* **Work instructions**: Where a line holds the string "JSON", return that line.

* **Task input**:
--------------------

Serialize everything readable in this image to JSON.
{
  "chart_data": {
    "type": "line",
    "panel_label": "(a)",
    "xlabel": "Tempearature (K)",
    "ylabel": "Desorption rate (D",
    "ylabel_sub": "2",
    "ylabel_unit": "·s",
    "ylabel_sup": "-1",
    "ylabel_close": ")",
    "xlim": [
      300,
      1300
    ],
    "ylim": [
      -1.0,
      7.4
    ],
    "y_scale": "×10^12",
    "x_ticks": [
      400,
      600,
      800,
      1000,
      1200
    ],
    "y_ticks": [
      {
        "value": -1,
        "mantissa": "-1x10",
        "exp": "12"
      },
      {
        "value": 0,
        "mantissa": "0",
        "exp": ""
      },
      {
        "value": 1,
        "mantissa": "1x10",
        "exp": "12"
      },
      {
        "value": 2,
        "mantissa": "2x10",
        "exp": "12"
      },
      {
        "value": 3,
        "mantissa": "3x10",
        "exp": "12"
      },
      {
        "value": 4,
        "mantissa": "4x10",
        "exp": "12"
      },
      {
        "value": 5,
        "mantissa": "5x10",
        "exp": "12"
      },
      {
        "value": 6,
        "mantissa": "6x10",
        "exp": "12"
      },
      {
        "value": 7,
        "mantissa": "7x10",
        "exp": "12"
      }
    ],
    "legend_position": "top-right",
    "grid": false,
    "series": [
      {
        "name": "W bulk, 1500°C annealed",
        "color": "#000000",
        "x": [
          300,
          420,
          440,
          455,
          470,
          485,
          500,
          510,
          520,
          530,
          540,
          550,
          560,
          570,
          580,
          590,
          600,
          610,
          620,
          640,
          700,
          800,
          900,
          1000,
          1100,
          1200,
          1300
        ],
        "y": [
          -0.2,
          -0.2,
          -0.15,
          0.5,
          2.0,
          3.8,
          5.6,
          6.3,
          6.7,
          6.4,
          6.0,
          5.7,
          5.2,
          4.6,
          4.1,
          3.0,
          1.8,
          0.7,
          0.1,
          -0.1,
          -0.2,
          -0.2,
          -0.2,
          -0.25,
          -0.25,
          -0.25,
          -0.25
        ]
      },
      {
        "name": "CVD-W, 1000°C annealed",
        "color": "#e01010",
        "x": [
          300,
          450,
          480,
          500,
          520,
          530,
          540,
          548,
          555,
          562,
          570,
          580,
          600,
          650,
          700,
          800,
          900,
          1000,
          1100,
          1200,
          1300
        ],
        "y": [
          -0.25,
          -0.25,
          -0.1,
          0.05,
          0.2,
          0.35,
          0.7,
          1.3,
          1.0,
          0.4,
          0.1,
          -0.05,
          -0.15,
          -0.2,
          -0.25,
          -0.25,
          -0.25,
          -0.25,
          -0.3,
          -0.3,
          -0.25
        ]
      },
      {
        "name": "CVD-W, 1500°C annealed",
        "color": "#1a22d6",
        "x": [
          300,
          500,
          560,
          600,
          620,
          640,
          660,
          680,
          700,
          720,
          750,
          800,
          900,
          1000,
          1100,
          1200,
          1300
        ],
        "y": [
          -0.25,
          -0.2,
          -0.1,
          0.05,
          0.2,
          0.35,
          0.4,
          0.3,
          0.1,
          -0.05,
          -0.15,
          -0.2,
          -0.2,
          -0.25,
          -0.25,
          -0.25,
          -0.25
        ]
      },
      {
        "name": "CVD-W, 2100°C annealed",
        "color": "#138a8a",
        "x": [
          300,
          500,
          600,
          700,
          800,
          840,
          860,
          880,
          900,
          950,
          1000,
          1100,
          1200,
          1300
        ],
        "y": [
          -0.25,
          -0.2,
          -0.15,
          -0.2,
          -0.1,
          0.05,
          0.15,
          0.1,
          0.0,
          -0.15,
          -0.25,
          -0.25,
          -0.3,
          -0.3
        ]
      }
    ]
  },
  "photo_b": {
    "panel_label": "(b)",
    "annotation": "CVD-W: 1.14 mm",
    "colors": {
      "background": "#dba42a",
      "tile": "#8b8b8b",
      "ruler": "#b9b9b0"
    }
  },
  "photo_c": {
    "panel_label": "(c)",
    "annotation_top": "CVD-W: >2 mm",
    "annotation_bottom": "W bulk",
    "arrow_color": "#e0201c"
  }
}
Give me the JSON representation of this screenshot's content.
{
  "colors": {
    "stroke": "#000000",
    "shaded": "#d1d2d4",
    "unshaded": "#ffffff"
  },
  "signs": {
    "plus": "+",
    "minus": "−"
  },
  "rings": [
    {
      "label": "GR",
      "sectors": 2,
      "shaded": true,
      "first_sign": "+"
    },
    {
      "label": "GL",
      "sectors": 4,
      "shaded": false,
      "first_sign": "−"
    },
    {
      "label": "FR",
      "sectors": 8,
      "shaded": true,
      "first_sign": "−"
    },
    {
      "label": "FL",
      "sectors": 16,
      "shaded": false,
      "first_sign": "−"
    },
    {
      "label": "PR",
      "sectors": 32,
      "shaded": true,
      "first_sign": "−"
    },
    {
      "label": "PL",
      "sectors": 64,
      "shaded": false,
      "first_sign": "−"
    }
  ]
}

--------------------

* **The output**:
Serialize everything readable in this image to JSON.
Give me the JSON representation of this screenshot's content.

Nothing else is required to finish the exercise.